- **Goal of the exercise**
Identify all lines below that hold "screenshot" and collect them.

════════

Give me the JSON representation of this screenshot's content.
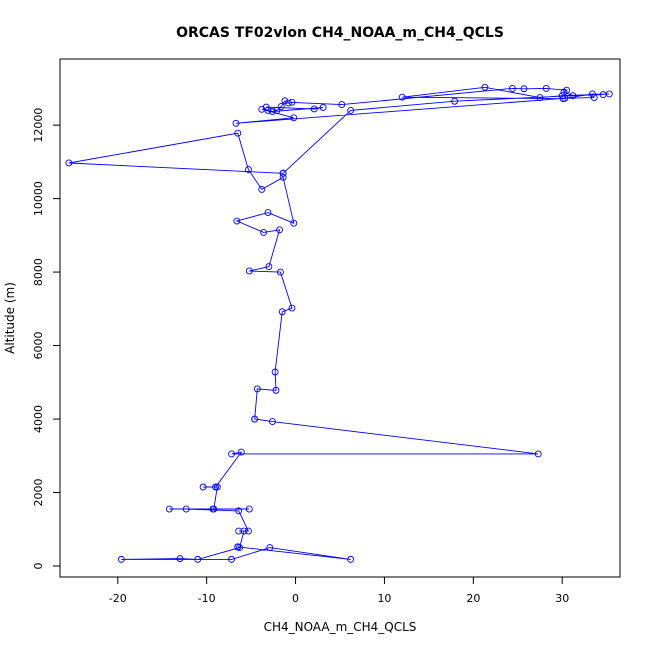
{
  "chart_data": {
    "type": "line",
    "markers": "open-circle",
    "title": "ORCAS TF02vlon CH4_NOAA_m_CH4_QCLS",
    "xlabel": "CH4_NOAA_m_CH4_QCLS",
    "ylabel": "Altitude (m)",
    "xlim": [
      -26.5,
      36.5
    ],
    "ylim": [
      -300,
      13800
    ],
    "xticks": [
      -20,
      -10,
      0,
      10,
      20,
      30
    ],
    "yticks": [
      0,
      2000,
      4000,
      6000,
      8000,
      10000,
      12000
    ],
    "grid": false,
    "line_color": "#0000ff",
    "series": [
      {
        "x": [
          -6.5,
          -6.5,
          6.2,
          -2.9,
          -7.2,
          -19.6,
          -13.0,
          -11.0,
          -6.3,
          -5.8,
          -6.4,
          -5.3,
          -6.4,
          -12.3,
          -14.2,
          -9.3,
          -5.2,
          -9.2,
          -8.8,
          -10.4,
          -9.0,
          -6.1,
          -7.2,
          27.3,
          -2.6,
          -4.6,
          -4.6,
          -4.3,
          -2.2,
          -2.3,
          -1.5,
          -0.4,
          -1.7,
          -5.2,
          -3.0,
          -1.8,
          -3.6,
          -6.6,
          -3.1,
          -0.2,
          -1.4,
          -3.8,
          -5.3,
          -6.5,
          -25.5,
          -1.4,
          -1.4,
          6.2,
          17.9,
          35.3,
          30.0,
          27.5,
          21.3,
          12.0,
          30.1,
          33.4,
          34.6,
          31.2,
          30.2,
          30.5,
          28.2,
          25.7,
          24.4,
          5.2,
          -0.4,
          -0.8,
          -1.2,
          -1.6,
          -2.1,
          -3.3,
          2.1,
          3.1,
          -2.6,
          -3.1,
          -3.8,
          -0.2,
          -6.7,
          30.3,
          33.6
        ],
        "y": [
          520,
          520,
          180,
          500,
          180,
          180,
          200,
          180,
          500,
          950,
          950,
          950,
          1500,
          1550,
          1550,
          1550,
          1550,
          1550,
          2150,
          2150,
          2150,
          3100,
          3050,
          3050,
          3930,
          4000,
          4000,
          4820,
          4780,
          5280,
          6920,
          7020,
          8000,
          8030,
          8150,
          9150,
          9080,
          9390,
          9620,
          9330,
          10580,
          10250,
          10790,
          11780,
          10970,
          10690,
          10690,
          12400,
          12650,
          12850,
          12800,
          12750,
          13030,
          12760,
          12720,
          12850,
          12830,
          12800,
          12900,
          12950,
          13000,
          12990,
          13000,
          12560,
          12620,
          12600,
          12660,
          12510,
          12400,
          12490,
          12440,
          12480,
          12370,
          12400,
          12430,
          12200,
          12050,
          12730,
          12750
        ]
      }
    ]
  }
}
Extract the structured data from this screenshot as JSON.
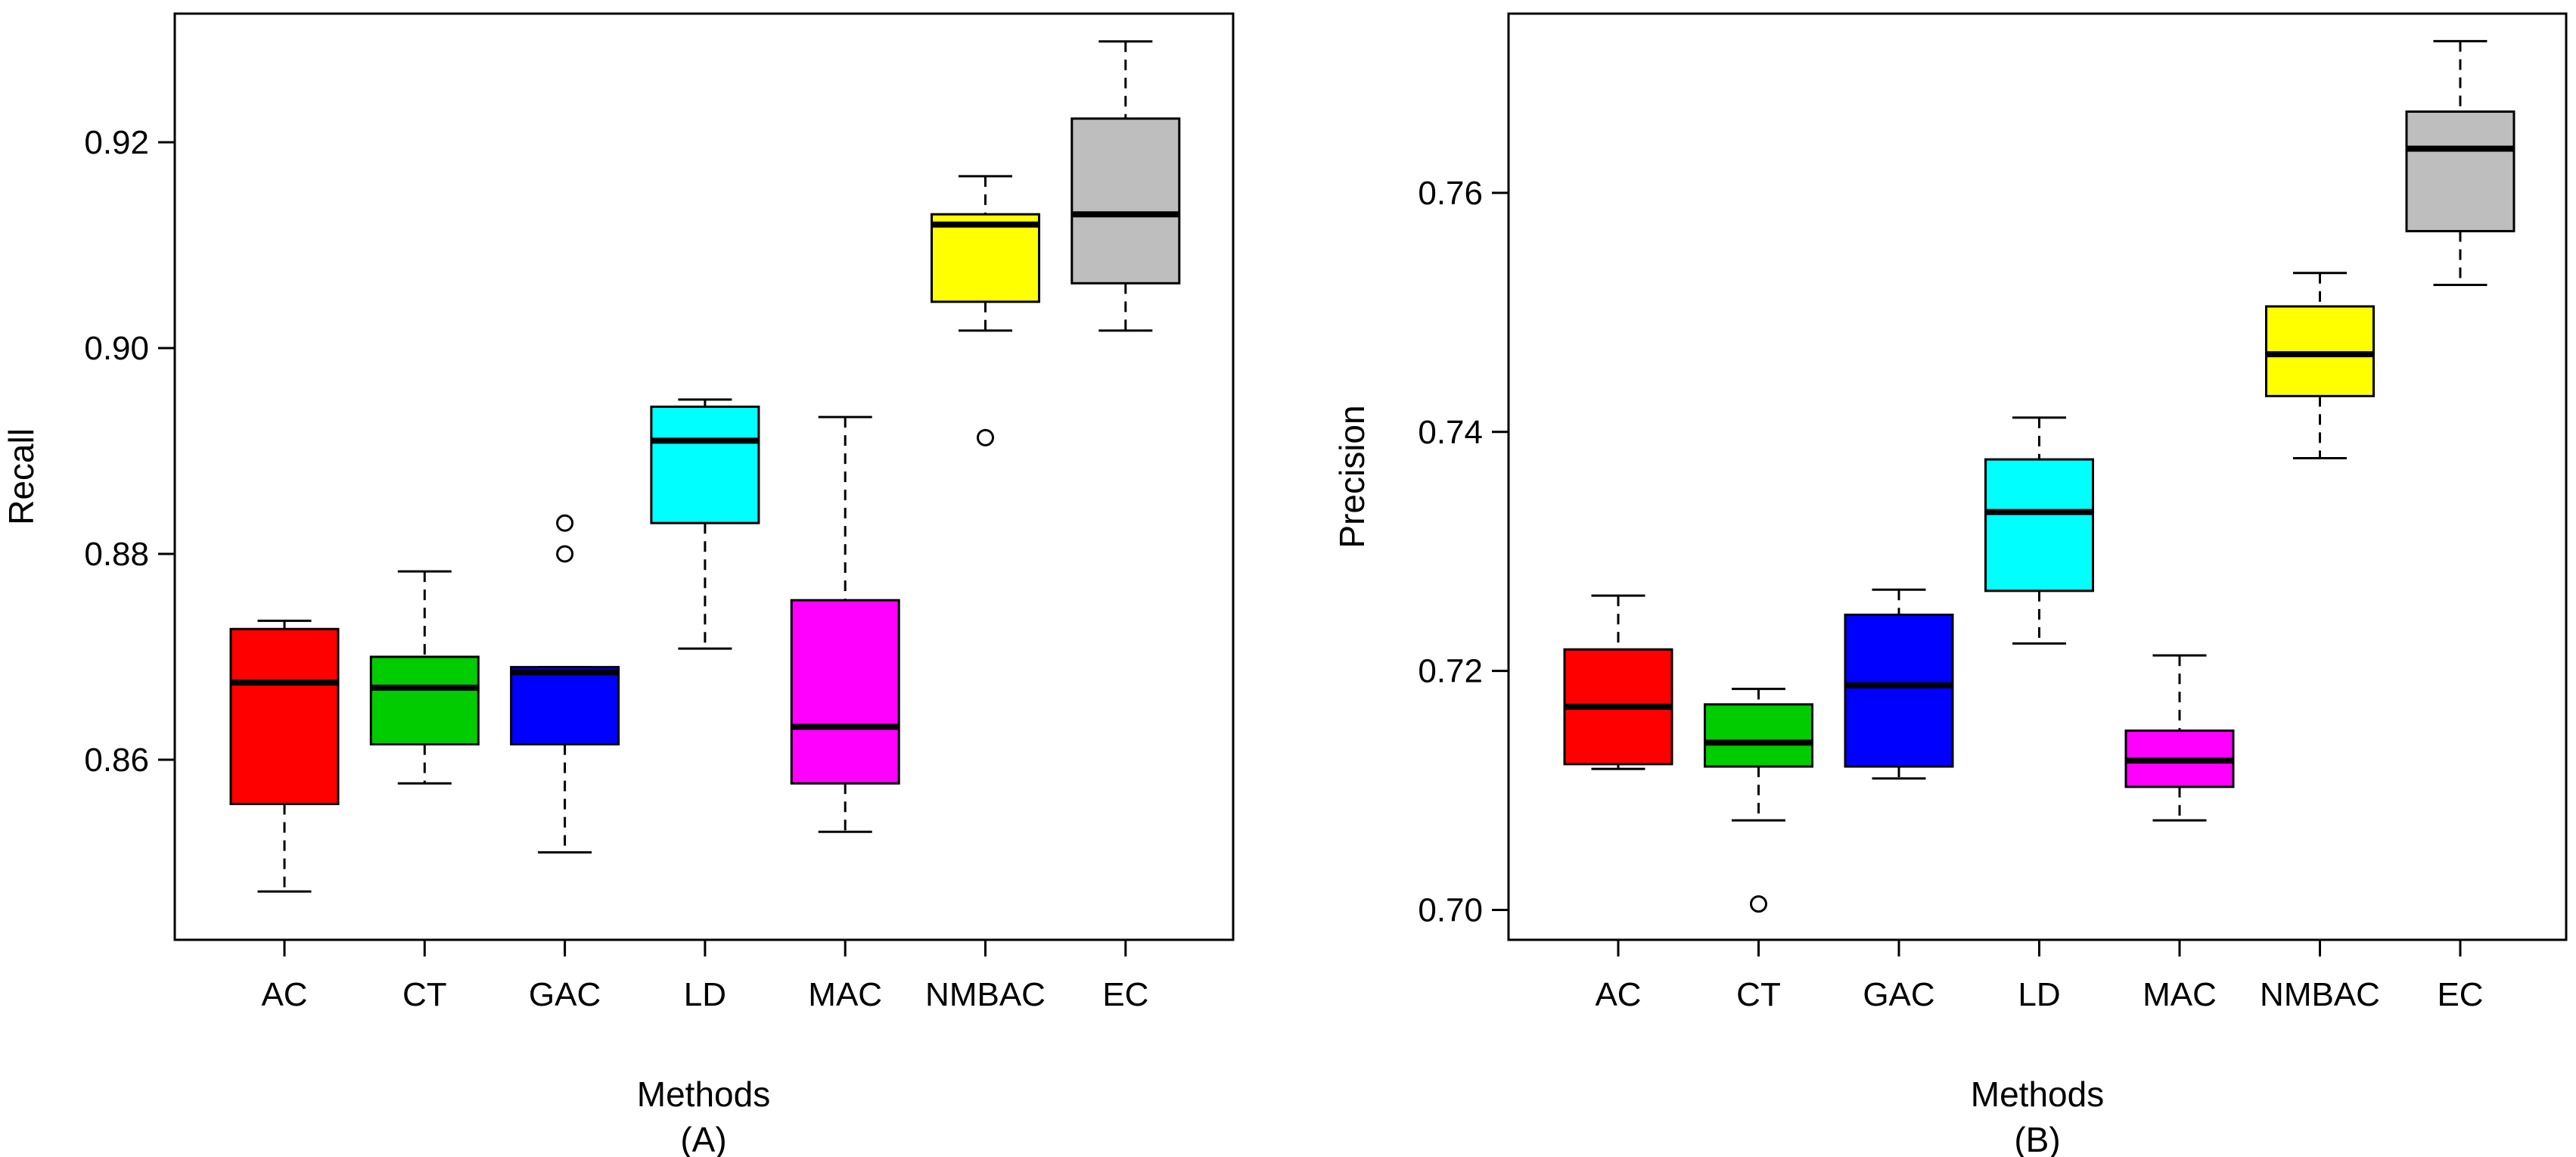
{
  "chart_data": [
    {
      "type": "boxplot",
      "panel_label": "(A)",
      "xlabel": "Methods",
      "ylabel": "Recall",
      "ylim": [
        0.8425,
        0.9325
      ],
      "yticks": [
        0.86,
        0.88,
        0.9,
        0.92
      ],
      "ytick_labels": [
        "0.86",
        "0.88",
        "0.90",
        "0.92"
      ],
      "categories": [
        "AC",
        "CT",
        "GAC",
        "LD",
        "MAC",
        "NMBAC",
        "EC"
      ],
      "colors": [
        "#ff0000",
        "#00cc00",
        "#0000ff",
        "#00ffff",
        "#ff00ff",
        "#ffff00",
        "#bebebe"
      ],
      "boxes": [
        {
          "min": 0.8472,
          "q1": 0.8557,
          "median": 0.8675,
          "q3": 0.8727,
          "max": 0.8735,
          "outliers": []
        },
        {
          "min": 0.8577,
          "q1": 0.8615,
          "median": 0.867,
          "q3": 0.87,
          "max": 0.8783,
          "outliers": []
        },
        {
          "min": 0.851,
          "q1": 0.8615,
          "median": 0.8685,
          "q3": 0.869,
          "max": 0.869,
          "outliers": [
            0.88,
            0.883
          ]
        },
        {
          "min": 0.8708,
          "q1": 0.883,
          "median": 0.891,
          "q3": 0.8943,
          "max": 0.895,
          "outliers": []
        },
        {
          "min": 0.853,
          "q1": 0.8577,
          "median": 0.8632,
          "q3": 0.8755,
          "max": 0.8933,
          "outliers": []
        },
        {
          "min": 0.9017,
          "q1": 0.9045,
          "median": 0.912,
          "q3": 0.913,
          "max": 0.9167,
          "outliers": [
            0.8913
          ]
        },
        {
          "min": 0.9017,
          "q1": 0.9063,
          "median": 0.913,
          "q3": 0.9223,
          "max": 0.9298,
          "outliers": []
        }
      ]
    },
    {
      "type": "boxplot",
      "panel_label": "(B)",
      "xlabel": "Methods",
      "ylabel": "Precision",
      "ylim": [
        0.6975,
        0.775
      ],
      "yticks": [
        0.7,
        0.72,
        0.74,
        0.76
      ],
      "ytick_labels": [
        "0.70",
        "0.72",
        "0.74",
        "0.76"
      ],
      "categories": [
        "AC",
        "CT",
        "GAC",
        "LD",
        "MAC",
        "NMBAC",
        "EC"
      ],
      "colors": [
        "#ff0000",
        "#00cc00",
        "#0000ff",
        "#00ffff",
        "#ff00ff",
        "#ffff00",
        "#bebebe"
      ],
      "boxes": [
        {
          "min": 0.7118,
          "q1": 0.7122,
          "median": 0.717,
          "q3": 0.7218,
          "max": 0.7263,
          "outliers": []
        },
        {
          "min": 0.7075,
          "q1": 0.712,
          "median": 0.714,
          "q3": 0.7172,
          "max": 0.7185,
          "outliers": [
            0.7005
          ]
        },
        {
          "min": 0.711,
          "q1": 0.712,
          "median": 0.7188,
          "q3": 0.7247,
          "max": 0.7268,
          "outliers": []
        },
        {
          "min": 0.7223,
          "q1": 0.7267,
          "median": 0.7333,
          "q3": 0.7377,
          "max": 0.7412,
          "outliers": []
        },
        {
          "min": 0.7075,
          "q1": 0.7103,
          "median": 0.7125,
          "q3": 0.715,
          "max": 0.7213,
          "outliers": []
        },
        {
          "min": 0.7378,
          "q1": 0.743,
          "median": 0.7465,
          "q3": 0.7505,
          "max": 0.7533,
          "outliers": []
        },
        {
          "min": 0.7523,
          "q1": 0.7568,
          "median": 0.7637,
          "q3": 0.7668,
          "max": 0.7727,
          "outliers": []
        }
      ]
    }
  ]
}
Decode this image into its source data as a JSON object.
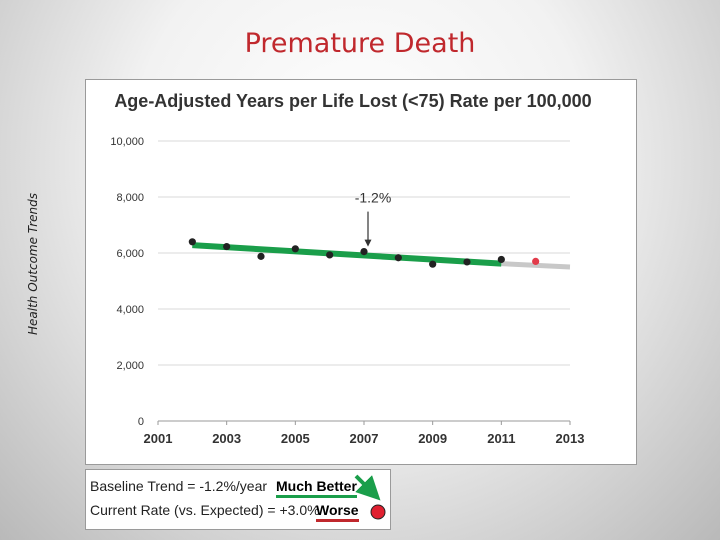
{
  "slide": {
    "title": "Premature Death",
    "side_label": "Health Outcome Trends"
  },
  "chart_data": {
    "type": "line",
    "title": "Age-Adjusted Years per Life Lost (<75) Rate per 100,000",
    "xlim": [
      2001,
      2013
    ],
    "ylim": [
      0,
      10000
    ],
    "x_ticks": [
      "2001",
      "2003",
      "2005",
      "2007",
      "2009",
      "2011",
      "2013"
    ],
    "y_ticks": [
      "0",
      "2,000",
      "4,000",
      "6,000",
      "8,000",
      "10,000"
    ],
    "points": [
      {
        "x": 2002,
        "y": 6400
      },
      {
        "x": 2003,
        "y": 6230
      },
      {
        "x": 2004,
        "y": 5880
      },
      {
        "x": 2005,
        "y": 6150
      },
      {
        "x": 2006,
        "y": 5930
      },
      {
        "x": 2007,
        "y": 6050
      },
      {
        "x": 2008,
        "y": 5830
      },
      {
        "x": 2009,
        "y": 5600
      },
      {
        "x": 2010,
        "y": 5680
      },
      {
        "x": 2011,
        "y": 5770
      }
    ],
    "current_point": {
      "x": 2012,
      "y": 5700,
      "color": "#e23b4a"
    },
    "trend_line": {
      "x": [
        2002,
        2011
      ],
      "y": [
        6280,
        5620
      ],
      "color": "#1a9e4a"
    },
    "expected_line": {
      "x": [
        2011,
        2013
      ],
      "y": [
        5620,
        5500
      ],
      "color": "#c8c8c8"
    },
    "annotation": {
      "text": "-1.2%",
      "x": 2007,
      "y": 6050
    }
  },
  "legend": {
    "baseline_label": "Baseline Trend = -1.2%/year",
    "baseline_rating": "Much Better",
    "current_label": "Current Rate (vs. Expected) = +3.0%",
    "current_rating": "Worse",
    "colors": {
      "better": "#1a9e4a",
      "worse": "#c0282d",
      "dot": "#e02030"
    }
  }
}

════════

- **Task solution**
Give me the JSON representation of this screenshot's content.
Extract the structured data from this screenshot as JSON.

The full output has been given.